**Stated exercise:**
Quote all of the data that follows exactly as written, skipping the images.
┌────────
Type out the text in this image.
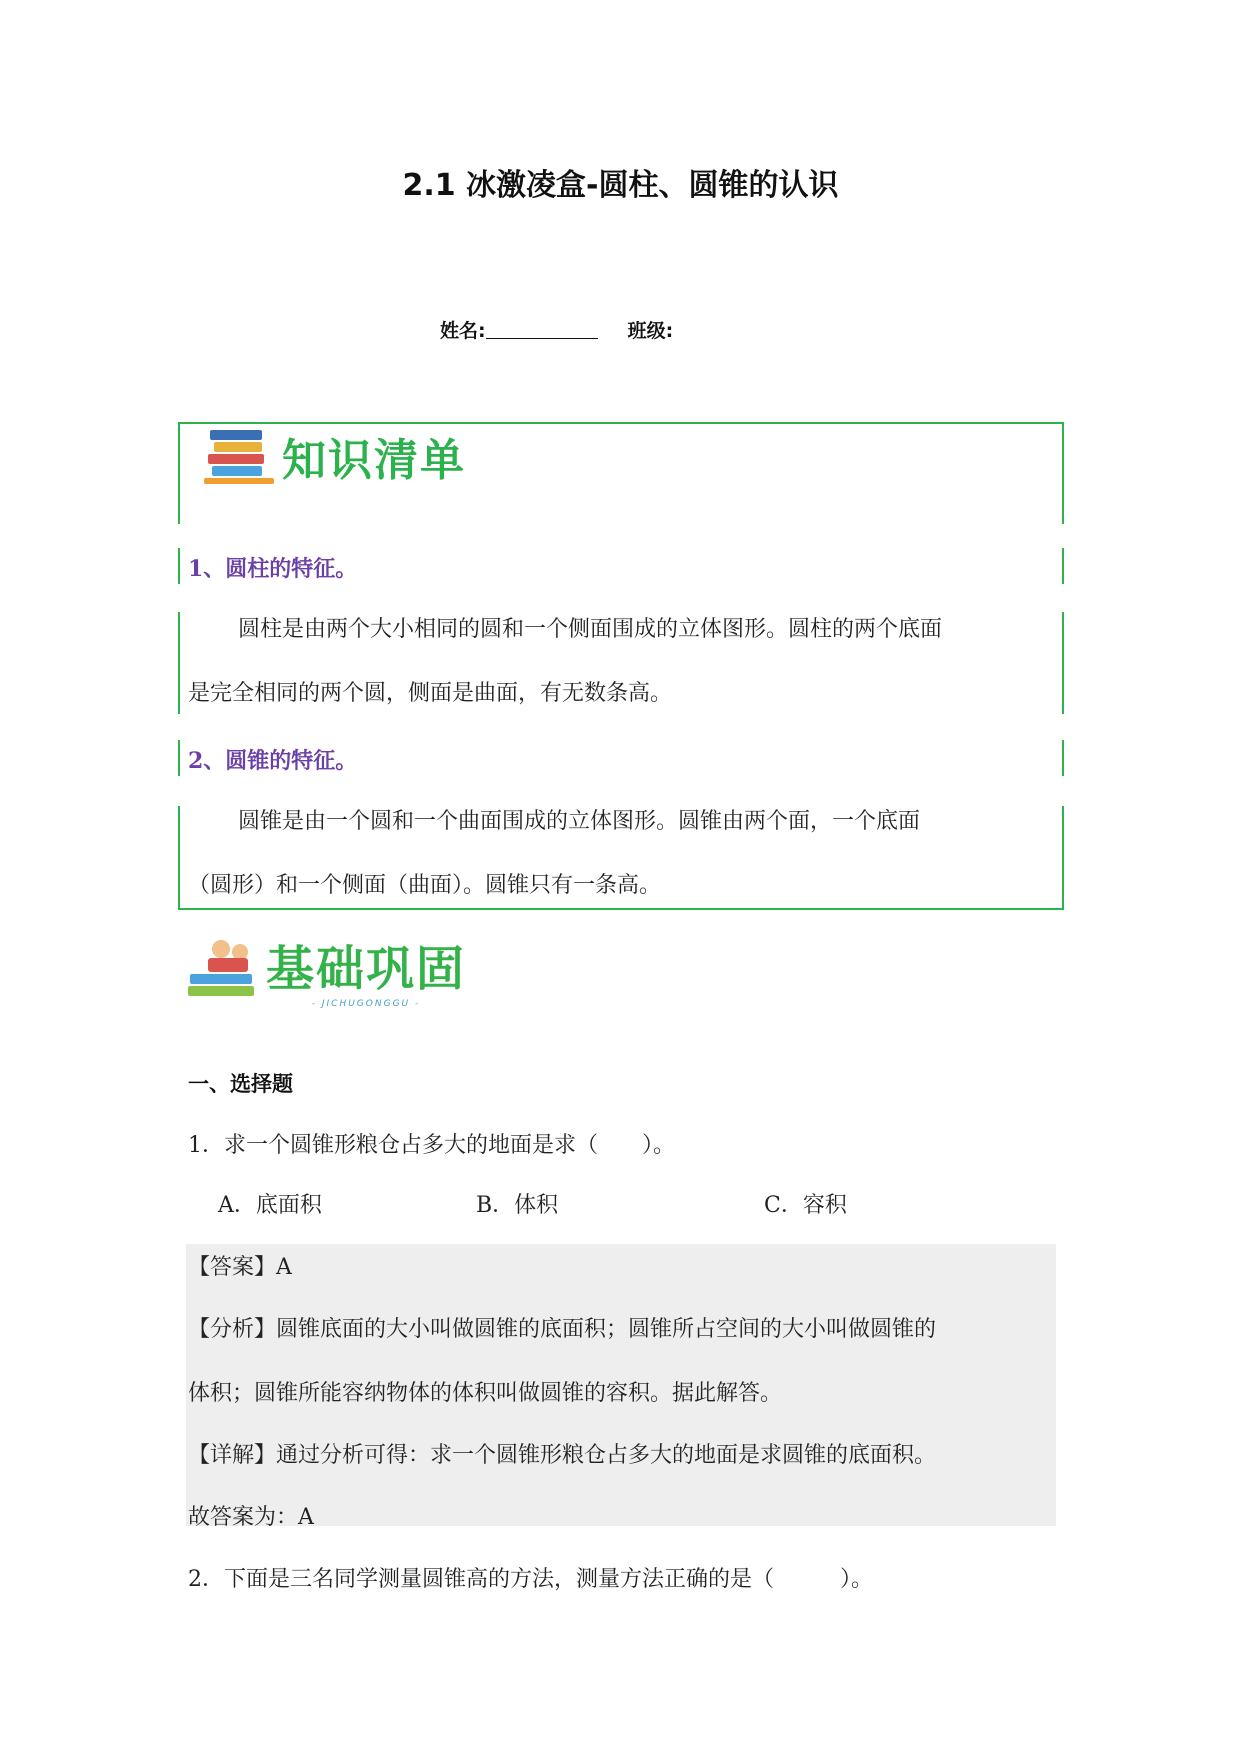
2.1 冰激凌盒-圆柱、圆锥的认识
姓名:	班级:
知识清单
1、圆柱的特征。
圆柱是由两个大小相同的圆和一个侧面围成的立体图形。圆柱的两个底面
是完全相同的两个圆，侧面是曲面，有无数条高。
2、圆锥的特征。
圆锥是由一个圆和一个曲面围成的立体图形。圆锥由两个面，一个底面
（圆形）和一个侧面（曲面）。圆锥只有一条高。
基础巩固
- JICHUGONGGU -
一、选择题
1．求一个圆锥形粮仓占多大的地面是求（　　）。
A．底面积	B．体积	C．容积
【答案】A
【分析】圆锥底面的大小叫做圆锥的底面积；圆锥所占空间的大小叫做圆锥的
体积；圆锥所能容纳物体的体积叫做圆锥的容积。据此解答。
【详解】通过分析可得：求一个圆锥形粮仓占多大的地面是求圆锥的底面积。
故答案为：A
2．下面是三名同学测量圆锥高的方法，测量方法正确的是（　　　）。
└────────
**Finished answer:**
Type out the text in this image.
2.1 冰激凌盒-圆柱、圆锥的认识
姓名:	班级:
知识清单
1、圆柱的特征。
圆柱是由两个大小相同的圆和一个侧面围成的立体图形。圆柱的两个底面
是完全相同的两个圆，侧面是曲面，有无数条高。
2、圆锥的特征。
圆锥是由一个圆和一个曲面围成的立体图形。圆锥由两个面，一个底面
（圆形）和一个侧面（曲面）。圆锥只有一条高。
基础巩固
- JICHUGONGGU -
一、选择题
1．求一个圆锥形粮仓占多大的地面是求（　　）。
A．底面积	B．体积	C．容积
【答案】A
【分析】圆锥底面的大小叫做圆锥的底面积；圆锥所占空间的大小叫做圆锥的
体积；圆锥所能容纳物体的体积叫做圆锥的容积。据此解答。
【详解】通过分析可得：求一个圆锥形粮仓占多大的地面是求圆锥的底面积。
故答案为：A
2．下面是三名同学测量圆锥高的方法，测量方法正确的是（　　　）。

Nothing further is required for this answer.